* _Assignment_: Carry on the article below about hotel shortlists forming before the search, starting right after its final sentence.
Start of Excerpted text
The hotel discovery layer: The shortlist forms before the search

Property selection used to happen on Booking.com. Increasingly, it happens before anyone opens it

May 5, 2026

A traveler opens TikTok in the evening. Three videos in a row from a creator she follows — a hotel in Lisbon, a property in Porto, a stay near Sintra. Two of the three names stick. A week later she opens Booking.com and types those names directly into the search bar. The channel returns the listings she already had in mind. She compares rates between two of them and books.

The booking channel did not build her shortlist. It confirmed one she arrived with.

This is the shift that defines the discovery layer in 2026. The function booking channels used to perform — narrowing dozens of options to two or three — is increasingly happening upstream, on platforms hotels have no commercial relationship with. The channel still records the transaction. It is doing far less of the choosing.

What shortlisting used to look like on the booking channel

For two decades, the booking channel was where the shortlist got built. Travelers arrived knowing the destination, scrolled through results, applied filters, weighed photos, read review snippets, narrowed thirty results to three. The channel's UX was designed for this work — sort orders, side-by-side comparison, review aggregation, neighborhood maps. The booking was the output of the shortlisting process.
End of Excerpted text
Start of Source information
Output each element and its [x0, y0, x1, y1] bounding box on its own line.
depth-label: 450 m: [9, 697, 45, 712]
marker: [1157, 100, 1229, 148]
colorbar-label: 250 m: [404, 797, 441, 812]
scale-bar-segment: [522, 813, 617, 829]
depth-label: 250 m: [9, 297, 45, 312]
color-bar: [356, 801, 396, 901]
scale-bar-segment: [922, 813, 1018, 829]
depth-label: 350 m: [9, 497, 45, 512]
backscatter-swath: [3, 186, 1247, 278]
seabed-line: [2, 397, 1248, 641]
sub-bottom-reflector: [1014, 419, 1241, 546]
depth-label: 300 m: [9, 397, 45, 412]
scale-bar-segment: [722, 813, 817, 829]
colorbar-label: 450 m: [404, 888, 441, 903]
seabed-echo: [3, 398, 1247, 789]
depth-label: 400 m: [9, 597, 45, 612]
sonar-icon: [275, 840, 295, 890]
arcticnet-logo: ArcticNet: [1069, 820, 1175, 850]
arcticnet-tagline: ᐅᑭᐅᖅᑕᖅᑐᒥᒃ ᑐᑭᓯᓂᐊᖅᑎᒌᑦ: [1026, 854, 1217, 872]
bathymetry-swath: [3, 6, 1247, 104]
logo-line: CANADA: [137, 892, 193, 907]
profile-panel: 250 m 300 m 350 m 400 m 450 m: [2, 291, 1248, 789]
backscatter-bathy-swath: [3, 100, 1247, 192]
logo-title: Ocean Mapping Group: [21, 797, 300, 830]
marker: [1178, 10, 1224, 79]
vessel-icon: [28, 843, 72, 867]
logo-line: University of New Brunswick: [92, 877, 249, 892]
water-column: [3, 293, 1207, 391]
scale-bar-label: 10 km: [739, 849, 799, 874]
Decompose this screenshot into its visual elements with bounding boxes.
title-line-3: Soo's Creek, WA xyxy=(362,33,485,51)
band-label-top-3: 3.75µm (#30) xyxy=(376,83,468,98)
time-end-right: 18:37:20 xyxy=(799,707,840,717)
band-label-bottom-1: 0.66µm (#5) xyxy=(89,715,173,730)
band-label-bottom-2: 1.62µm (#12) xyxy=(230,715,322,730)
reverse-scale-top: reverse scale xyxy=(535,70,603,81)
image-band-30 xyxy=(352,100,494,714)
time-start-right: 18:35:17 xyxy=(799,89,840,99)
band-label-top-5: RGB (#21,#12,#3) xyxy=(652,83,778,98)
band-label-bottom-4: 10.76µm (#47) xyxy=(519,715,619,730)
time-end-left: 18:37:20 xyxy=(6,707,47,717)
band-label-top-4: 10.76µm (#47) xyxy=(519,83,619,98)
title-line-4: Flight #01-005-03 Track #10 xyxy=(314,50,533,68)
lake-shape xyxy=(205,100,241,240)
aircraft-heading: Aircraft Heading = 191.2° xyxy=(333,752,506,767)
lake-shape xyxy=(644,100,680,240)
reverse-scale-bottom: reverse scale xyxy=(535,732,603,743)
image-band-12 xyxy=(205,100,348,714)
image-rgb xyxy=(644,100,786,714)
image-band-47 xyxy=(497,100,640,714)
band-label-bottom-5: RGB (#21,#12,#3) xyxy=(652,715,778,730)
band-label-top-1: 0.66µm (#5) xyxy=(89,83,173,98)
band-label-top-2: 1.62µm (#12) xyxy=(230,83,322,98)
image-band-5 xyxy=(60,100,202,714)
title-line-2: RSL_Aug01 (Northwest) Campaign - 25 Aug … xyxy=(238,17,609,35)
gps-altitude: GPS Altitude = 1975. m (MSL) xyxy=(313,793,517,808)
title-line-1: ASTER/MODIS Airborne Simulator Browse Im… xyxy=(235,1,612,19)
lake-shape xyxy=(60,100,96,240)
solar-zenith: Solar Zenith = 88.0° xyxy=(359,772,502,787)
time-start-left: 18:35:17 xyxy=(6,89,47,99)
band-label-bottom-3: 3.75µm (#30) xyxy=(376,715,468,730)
End of Source information
* _Response to the task_:
This is what made the channel commercially valuable. The levers that determined which properties got chosen — channel placement, photography quality, review counts, response rates — were all visible inside the channel itself. Hotels could optimize because the deciding happened in a measurable place.

The deciding has moved.

What changed

Three structural shifts have moved property shortlisting off the booking channel.

The first is that search-based discovery is shrinking. Phocuswright's Travel Forward 2026 report found that the share of U.S. travelers using search engines for trip research dropped from 51% in late 2024 to 36% by the second half of 2025, while social networks have continued to rise. Search has been the funnel for 25 years. It is no longer where most discovery starts.

The second is that creator content does shortlisting work the channel listing cannot. A 60-second video shows the room, the breakfast, the view, the staff, the neighborhood in a way no booking-channel listing replicates. The traveler sees the property through someone they already trust, in motion, in context. This is closer to a recommendation than to an advertisement, and it carries the weight a recommendation does.

The third is that the booking is increasingly happening on the discovery surface itself. Skift Research's U.S. Traveler Trends 2025 found that more than half of U.S. travelers had booked through social media links. Booking.com is now participating in TikTok Go in the U.S., Japan, and Indonesia, where hotels can be booked directly inside TikTok through influencer-tagged content. The largest OTA in the world is integrating itself into the discovery surface, not the other way around.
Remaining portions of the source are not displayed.